• Items listed in a dataset:
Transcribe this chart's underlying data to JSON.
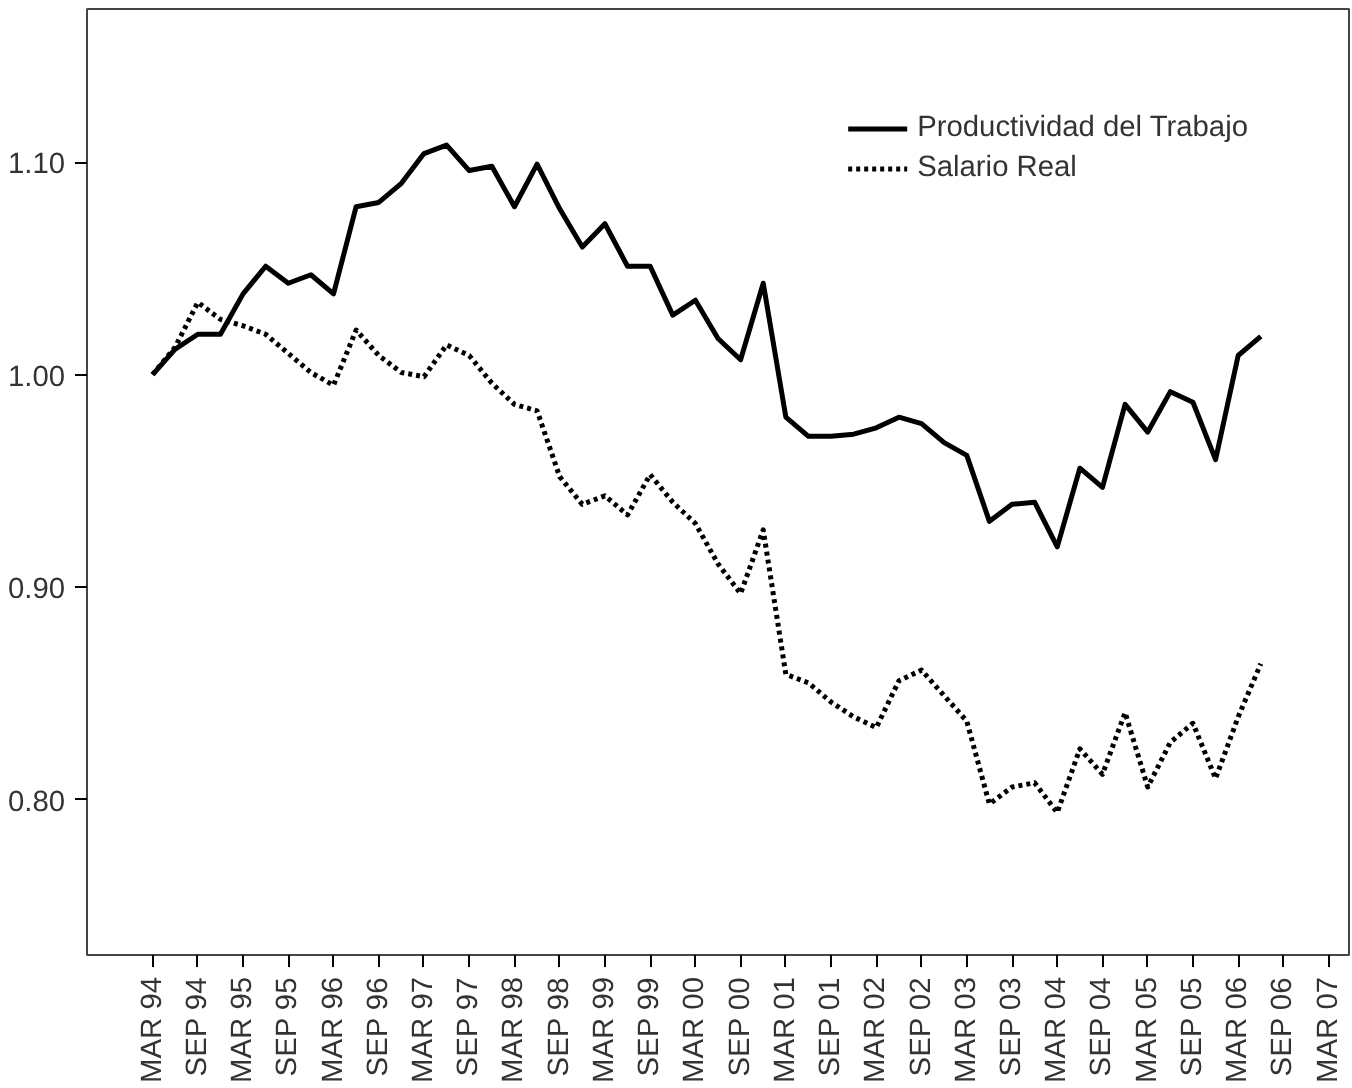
{
  "chart_data": {
    "type": "line",
    "categories": [
      "MAR 94",
      null,
      "SEP 94",
      null,
      "MAR 95",
      null,
      "SEP 95",
      null,
      "MAR 96",
      null,
      "SEP 96",
      null,
      "MAR 97",
      null,
      "SEP 97",
      null,
      "MAR 98",
      null,
      "SEP 98",
      null,
      "MAR 99",
      null,
      "SEP 99",
      null,
      "MAR 00",
      null,
      "SEP 00",
      null,
      "MAR 01",
      null,
      "SEP 01",
      null,
      "MAR 02",
      null,
      "SEP 02",
      null,
      "MAR 03",
      null,
      "SEP 03",
      null,
      "MAR 04",
      null,
      "SEP 04",
      null,
      "MAR 05",
      null,
      "SEP 05",
      null,
      "MAR 06",
      null,
      "SEP 06",
      null,
      "MAR 07"
    ],
    "series": [
      {
        "name": "Productividad del Trabajo",
        "color": "#000000",
        "line_style": "solid",
        "values": [
          1.0,
          1.012,
          1.019,
          1.019,
          1.038,
          1.051,
          1.043,
          1.047,
          1.038,
          1.079,
          1.081,
          1.09,
          1.104,
          1.108,
          1.096,
          1.098,
          1.079,
          1.099,
          1.078,
          1.06,
          1.071,
          1.051,
          1.051,
          1.028,
          1.035,
          1.017,
          1.007,
          1.043,
          0.98,
          0.971,
          0.971,
          0.972,
          0.975,
          0.98,
          0.977,
          0.968,
          0.962,
          0.931,
          0.939,
          0.94,
          0.919,
          0.956,
          0.947,
          0.986,
          0.973,
          0.992,
          0.987,
          0.96,
          1.009,
          1.018,
          null,
          null,
          null
        ]
      },
      {
        "name": "Salario Real",
        "color": "#000000",
        "line_style": "dashed",
        "values": [
          1.0,
          1.013,
          1.034,
          1.026,
          1.023,
          1.019,
          1.01,
          1.001,
          0.995,
          1.021,
          1.009,
          1.001,
          0.999,
          1.014,
          1.009,
          0.996,
          0.986,
          0.983,
          0.952,
          0.939,
          0.943,
          0.934,
          0.953,
          0.94,
          0.93,
          0.911,
          0.897,
          0.927,
          0.859,
          0.855,
          0.846,
          0.839,
          0.834,
          0.856,
          0.861,
          0.849,
          0.837,
          0.798,
          0.806,
          0.808,
          0.794,
          0.824,
          0.812,
          0.841,
          0.806,
          0.827,
          0.836,
          0.81,
          0.839,
          0.864,
          null,
          null,
          null
        ]
      }
    ],
    "ylim": [
      0.727,
      1.172
    ],
    "yticks": [
      {
        "value": 0.8,
        "label": "0.80"
      },
      {
        "value": 0.9,
        "label": "0.90"
      },
      {
        "value": 1.0,
        "label": "1.00"
      },
      {
        "value": 1.1,
        "label": "1.10"
      }
    ],
    "grid": false,
    "legend": "top right"
  }
}
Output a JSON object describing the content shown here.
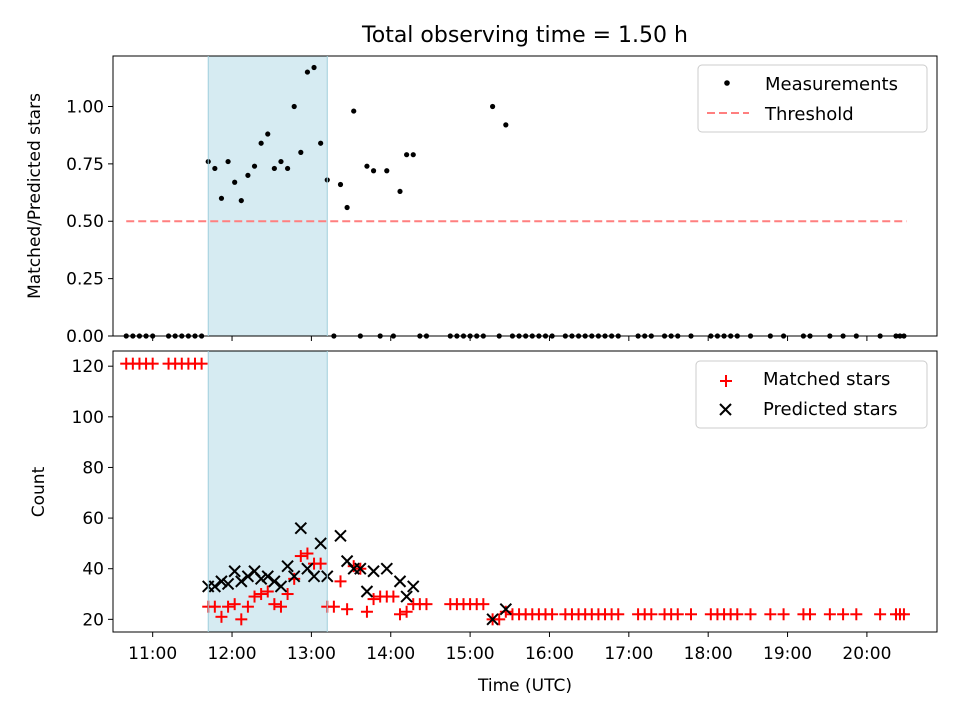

• Written problem: Filter the listing above for the string "label" and copy every matching line.

• Full answer:
        "label": "0.80"
        "label": "0.90"
        "label": "1.00"
        "label": "1.10"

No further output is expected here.